EXERCISE AIM: Make an exact copy of the records, dropping all pictures.

--------

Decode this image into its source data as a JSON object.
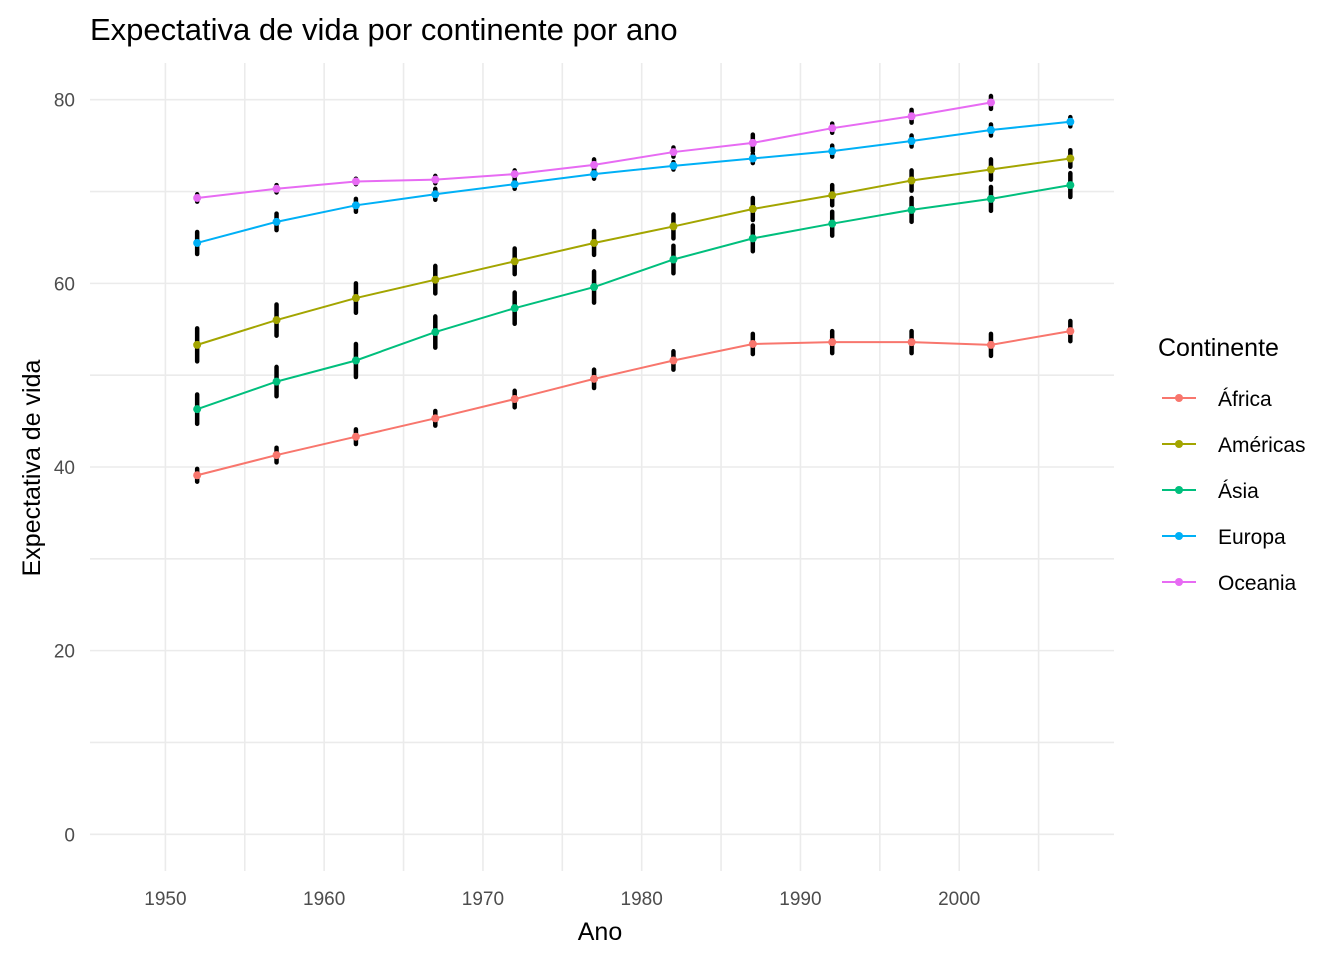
{
  "chart_data": {
    "type": "line",
    "title": "Expectativa de vida por continente por ano",
    "xlabel": "Ano",
    "ylabel": "Expectativa de vida",
    "xlim": [
      1945.25,
      2009.75
    ],
    "ylim": [
      -4,
      84
    ],
    "x_ticks": [
      1950,
      1960,
      1970,
      1980,
      1990,
      2000
    ],
    "y_ticks": [
      0,
      20,
      40,
      60,
      80
    ],
    "grid": true,
    "legend_title": "Continente",
    "legend_position": "right",
    "series": [
      {
        "name": "África",
        "color": "#F8766D",
        "x": [
          1952,
          1957,
          1962,
          1967,
          1972,
          1977,
          1982,
          1987,
          1992,
          1997,
          2002,
          2007
        ],
        "y": [
          39.1,
          41.3,
          43.3,
          45.3,
          47.4,
          49.6,
          51.6,
          53.4,
          53.6,
          53.6,
          53.3,
          54.8
        ],
        "error": [
          0.7,
          0.8,
          0.8,
          0.8,
          0.9,
          1.0,
          1.0,
          1.1,
          1.2,
          1.2,
          1.2,
          1.1
        ]
      },
      {
        "name": "Américas",
        "color": "#A3A500",
        "x": [
          1952,
          1957,
          1962,
          1967,
          1972,
          1977,
          1982,
          1987,
          1992,
          1997,
          2002,
          2007
        ],
        "y": [
          53.3,
          56.0,
          58.4,
          60.4,
          62.4,
          64.4,
          66.2,
          68.1,
          69.6,
          71.2,
          72.4,
          73.6
        ],
        "error": [
          1.8,
          1.7,
          1.6,
          1.5,
          1.4,
          1.3,
          1.3,
          1.2,
          1.1,
          1.1,
          1.1,
          0.9
        ]
      },
      {
        "name": "Ásia",
        "color": "#00BF7D",
        "x": [
          1952,
          1957,
          1962,
          1967,
          1972,
          1977,
          1982,
          1987,
          1992,
          1997,
          2002,
          2007
        ],
        "y": [
          46.3,
          49.3,
          51.6,
          54.7,
          57.3,
          59.6,
          62.6,
          64.9,
          66.5,
          68.0,
          69.2,
          70.7
        ],
        "error": [
          1.6,
          1.6,
          1.8,
          1.7,
          1.7,
          1.7,
          1.5,
          1.4,
          1.3,
          1.3,
          1.3,
          1.3
        ]
      },
      {
        "name": "Europa",
        "color": "#00B0F6",
        "x": [
          1952,
          1957,
          1962,
          1967,
          1972,
          1977,
          1982,
          1987,
          1992,
          1997,
          2002,
          2007
        ],
        "y": [
          64.4,
          66.7,
          68.5,
          69.7,
          70.8,
          71.9,
          72.8,
          73.6,
          74.4,
          75.5,
          76.7,
          77.6
        ],
        "error": [
          1.2,
          0.9,
          0.7,
          0.6,
          0.5,
          0.5,
          0.4,
          0.5,
          0.6,
          0.6,
          0.6,
          0.5
        ]
      },
      {
        "name": "Oceania",
        "color": "#E76BF3",
        "x": [
          1952,
          1957,
          1962,
          1967,
          1972,
          1977,
          1982,
          1987,
          1992,
          1997,
          2002
        ],
        "y": [
          69.3,
          70.3,
          71.1,
          71.3,
          71.9,
          72.9,
          74.3,
          75.3,
          76.9,
          78.2,
          79.7
        ],
        "error": [
          0.4,
          0.4,
          0.3,
          0.4,
          0.4,
          0.6,
          0.5,
          0.9,
          0.5,
          0.7,
          0.7
        ]
      }
    ]
  }
}
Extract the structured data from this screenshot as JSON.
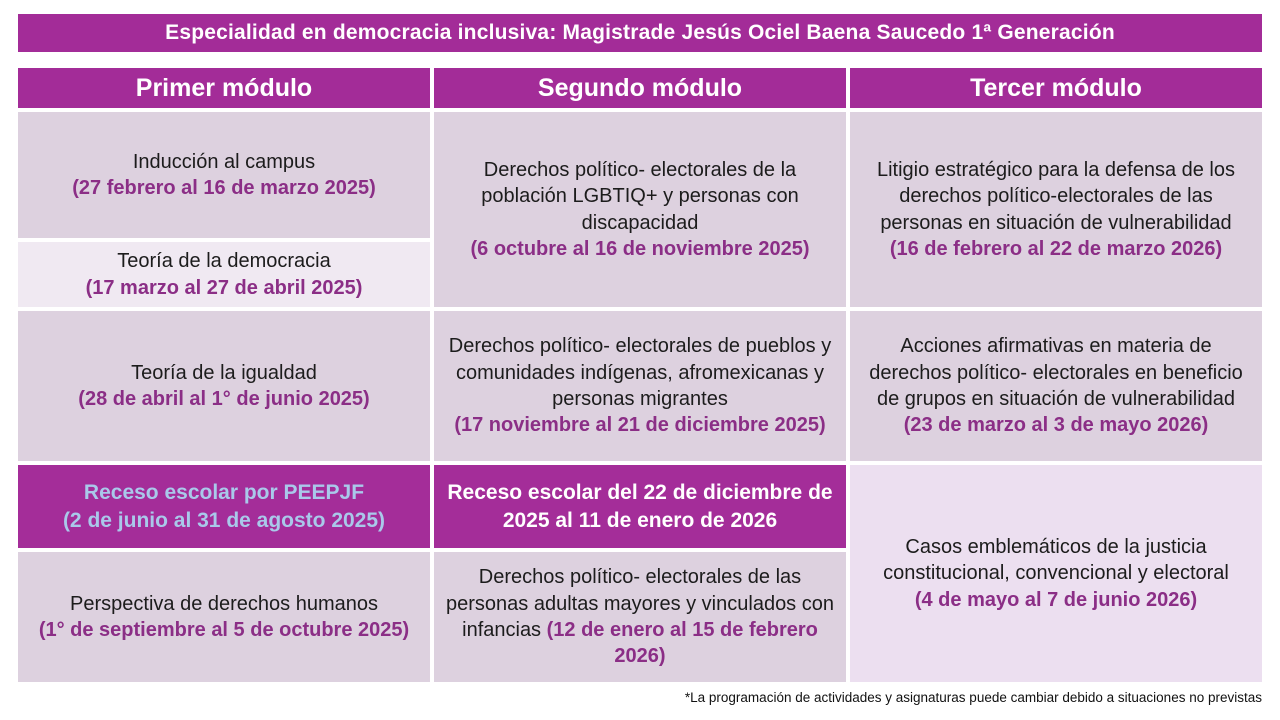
{
  "header": {
    "title": "Especialidad en democracia inclusiva: Magistrade Jesús Ociel Baena Saucedo 1ª Generación"
  },
  "columns": [
    {
      "label": "Primer módulo"
    },
    {
      "label": "Segundo módulo"
    },
    {
      "label": "Tercer módulo"
    }
  ],
  "module1": [
    {
      "title": "Inducción al campus",
      "date": "(27 febrero al 16 de marzo 2025)"
    },
    {
      "title": "Teoría de la democracia",
      "date": "(17 marzo al 27 de abril 2025)"
    },
    {
      "title": "Teoría de la igualdad",
      "date": "(28 de abril al 1° de junio 2025)"
    },
    {
      "title": "Receso escolar por PEEPJF",
      "date": "(2 de junio al 31 de agosto 2025)"
    },
    {
      "title": "Perspectiva de derechos humanos",
      "date": "(1° de septiembre al 5 de octubre 2025)"
    }
  ],
  "module2": [
    {
      "title": "Derechos político- electorales de la población LGBTIQ+ y personas con discapacidad",
      "date": "(6 octubre al 16 de noviembre 2025)"
    },
    {
      "title": "Derechos político- electorales de pueblos y comunidades indígenas, afromexicanas y personas migrantes",
      "date": "(17 noviembre al 21 de diciembre 2025)"
    },
    {
      "title": "Receso escolar del 22 de diciembre de 2025 al 11 de enero de 2026",
      "date": ""
    },
    {
      "title": "Derechos político- electorales de las personas adultas mayores y vinculados con infancias",
      "date": "(12 de enero al 15 de febrero 2026)"
    }
  ],
  "module3": [
    {
      "title": "Litigio estratégico para la defensa de los derechos político-electorales de las personas en situación de vulnerabilidad",
      "date": "(16 de febrero al 22 de marzo 2026)"
    },
    {
      "title": "Acciones afirmativas en materia de derechos político- electorales en beneficio de grupos en situación de vulnerabilidad",
      "date": "(23 de marzo al 3 de mayo 2026)"
    },
    {
      "title": "Casos emblemáticos de la justicia constitucional, convencional y electoral",
      "date": "(4 de mayo al 7 de junio 2026)"
    }
  ],
  "footnote": "*La programación de actividades y asignaturas puede cambiar debido a situaciones no previstas",
  "colors": {
    "accent_magenta": "#a32c98",
    "cell_lavender": "#ddd1df",
    "cell_light": "#f0e9f2",
    "cell_lilac": "#ecdff0",
    "date_purple": "#8b2e86",
    "receso_blue_text": "#a9c9ea"
  }
}
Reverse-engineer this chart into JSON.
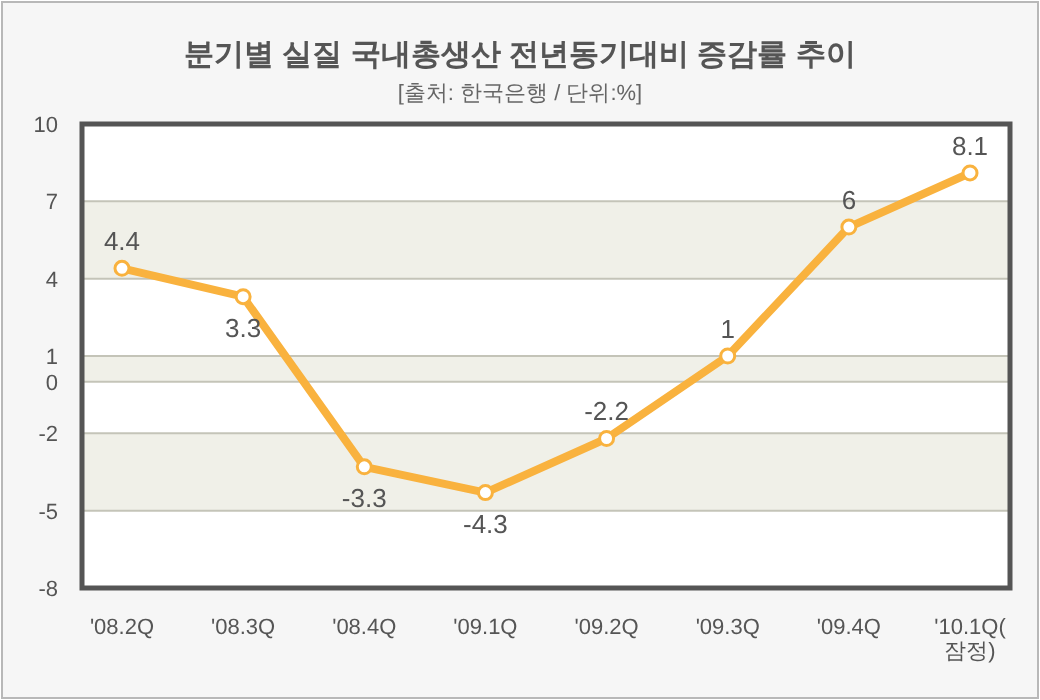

--------

SOLUTION FOR THIS PROBLEM:
Decode this image into its source data as a JSON object.
{
  "chart_data": {
    "type": "line",
    "title": "Expectativa de vida por continente por ano",
    "xlabel": "Ano",
    "ylabel": "Expectativa de vida",
    "xlim": [
      1945.25,
      2009.75
    ],
    "ylim": [
      -4,
      84
    ],
    "x_ticks": [
      1950,
      1960,
      1970,
      1980,
      1990,
      2000
    ],
    "y_ticks": [
      0,
      20,
      40,
      60,
      80
    ],
    "grid": true,
    "legend_title": "Continente",
    "legend_position": "right",
    "series": [
      {
        "name": "África",
        "color": "#F8766D",
        "x": [
          1952,
          1957,
          1962,
          1967,
          1972,
          1977,
          1982,
          1987,
          1992,
          1997,
          2002,
          2007
        ],
        "y": [
          39.1,
          41.3,
          43.3,
          45.3,
          47.4,
          49.6,
          51.6,
          53.4,
          53.6,
          53.6,
          53.3,
          54.8
        ],
        "error": [
          0.7,
          0.8,
          0.8,
          0.8,
          0.9,
          1.0,
          1.0,
          1.1,
          1.2,
          1.2,
          1.2,
          1.1
        ]
      },
      {
        "name": "Américas",
        "color": "#A3A500",
        "x": [
          1952,
          1957,
          1962,
          1967,
          1972,
          1977,
          1982,
          1987,
          1992,
          1997,
          2002,
          2007
        ],
        "y": [
          53.3,
          56.0,
          58.4,
          60.4,
          62.4,
          64.4,
          66.2,
          68.1,
          69.6,
          71.2,
          72.4,
          73.6
        ],
        "error": [
          1.8,
          1.7,
          1.6,
          1.5,
          1.4,
          1.3,
          1.3,
          1.2,
          1.1,
          1.1,
          1.1,
          0.9
        ]
      },
      {
        "name": "Ásia",
        "color": "#00BF7D",
        "x": [
          1952,
          1957,
          1962,
          1967,
          1972,
          1977,
          1982,
          1987,
          1992,
          1997,
          2002,
          2007
        ],
        "y": [
          46.3,
          49.3,
          51.6,
          54.7,
          57.3,
          59.6,
          62.6,
          64.9,
          66.5,
          68.0,
          69.2,
          70.7
        ],
        "error": [
          1.6,
          1.6,
          1.8,
          1.7,
          1.7,
          1.7,
          1.5,
          1.4,
          1.3,
          1.3,
          1.3,
          1.3
        ]
      },
      {
        "name": "Europa",
        "color": "#00B0F6",
        "x": [
          1952,
          1957,
          1962,
          1967,
          1972,
          1977,
          1982,
          1987,
          1992,
          1997,
          2002,
          2007
        ],
        "y": [
          64.4,
          66.7,
          68.5,
          69.7,
          70.8,
          71.9,
          72.8,
          73.6,
          74.4,
          75.5,
          76.7,
          77.6
        ],
        "error": [
          1.2,
          0.9,
          0.7,
          0.6,
          0.5,
          0.5,
          0.4,
          0.5,
          0.6,
          0.6,
          0.6,
          0.5
        ]
      },
      {
        "name": "Oceania",
        "color": "#E76BF3",
        "x": [
          1952,
          1957,
          1962,
          1967,
          1972,
          1977,
          1982,
          1987,
          1992,
          1997,
          2002
        ],
        "y": [
          69.3,
          70.3,
          71.1,
          71.3,
          71.9,
          72.9,
          74.3,
          75.3,
          76.9,
          78.2,
          79.7
        ],
        "error": [
          0.4,
          0.4,
          0.3,
          0.4,
          0.4,
          0.6,
          0.5,
          0.9,
          0.5,
          0.7,
          0.7
        ]
      }
    ]
  }
}
Extract the structured data from this screenshot as JSON.
{
  "header": {
    "title": "Especialidad en democracia inclusiva: Magistrade Jesús Ociel Baena Saucedo 1ª Generación"
  },
  "columns": [
    {
      "label": "Primer módulo"
    },
    {
      "label": "Segundo módulo"
    },
    {
      "label": "Tercer módulo"
    }
  ],
  "module1": [
    {
      "title": "Inducción al campus",
      "date": "(27 febrero al 16 de marzo 2025)"
    },
    {
      "title": "Teoría de la democracia",
      "date": "(17 marzo al 27 de abril 2025)"
    },
    {
      "title": "Teoría de la igualdad",
      "date": "(28 de abril al 1° de junio 2025)"
    },
    {
      "title": "Receso escolar por PEEPJF",
      "date": "(2 de junio al 31 de agosto 2025)"
    },
    {
      "title": "Perspectiva de derechos humanos",
      "date": "(1° de septiembre al 5 de octubre 2025)"
    }
  ],
  "module2": [
    {
      "title": "Derechos político- electorales de la población LGBTIQ+ y personas con discapacidad",
      "date": "(6 octubre al 16 de noviembre 2025)"
    },
    {
      "title": "Derechos político- electorales de pueblos y comunidades indígenas, afromexicanas y personas migrantes",
      "date": "(17 noviembre al 21 de diciembre 2025)"
    },
    {
      "title": "Receso escolar del 22 de diciembre de 2025 al 11 de enero de 2026",
      "date": ""
    },
    {
      "title": "Derechos político- electorales de las personas adultas mayores y vinculados con infancias",
      "date": "(12 de enero al 15 de febrero 2026)"
    }
  ],
  "module3": [
    {
      "title": "Litigio estratégico para la defensa de los derechos político-electorales de las personas en situación de vulnerabilidad",
      "date": "(16 de febrero al 22 de marzo 2026)"
    },
    {
      "title": "Acciones afirmativas en materia de derechos político- electorales en beneficio de grupos en situación de vulnerabilidad",
      "date": "(23 de marzo al 3 de mayo 2026)"
    },
    {
      "title": "Casos emblemáticos de la justicia constitucional, convencional y electoral",
      "date": "(4 de mayo al 7 de junio 2026)"
    }
  ],
  "footnote": "*La programación de actividades y asignaturas puede cambiar debido a situaciones no previstas",
  "colors": {
    "accent_magenta": "#a32c98",
    "cell_lavender": "#ddd1df",
    "cell_light": "#f0e9f2",
    "cell_lilac": "#ecdff0",
    "date_purple": "#8b2e86",
    "receso_blue_text": "#a9c9ea"
  }
}
Reverse-engineer this chart into JSON.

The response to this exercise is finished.